→ TASK OBJECTIVE
Wherever "absorbée" appears in a line, copy that line.
--- START OF PROVIDED MATERIAL ---
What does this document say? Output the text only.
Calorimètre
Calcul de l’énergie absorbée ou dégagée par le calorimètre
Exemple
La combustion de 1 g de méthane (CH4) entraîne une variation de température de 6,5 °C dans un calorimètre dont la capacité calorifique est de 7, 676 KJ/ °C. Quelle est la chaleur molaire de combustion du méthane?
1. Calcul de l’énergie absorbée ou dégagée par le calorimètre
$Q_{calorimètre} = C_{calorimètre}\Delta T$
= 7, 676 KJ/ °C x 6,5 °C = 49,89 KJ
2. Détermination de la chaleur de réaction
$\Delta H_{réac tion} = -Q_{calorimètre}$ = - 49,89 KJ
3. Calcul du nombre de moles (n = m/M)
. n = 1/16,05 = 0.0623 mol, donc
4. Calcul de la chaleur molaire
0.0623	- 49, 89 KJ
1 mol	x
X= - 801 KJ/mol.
--- END OF PROVIDED MATERIAL ---
→ EXERCISE SOLUTION
Calcul de l’énergie absorbée ou dégagée par le calorimètre
1. Calcul de l’énergie absorbée ou dégagée par le calorimètre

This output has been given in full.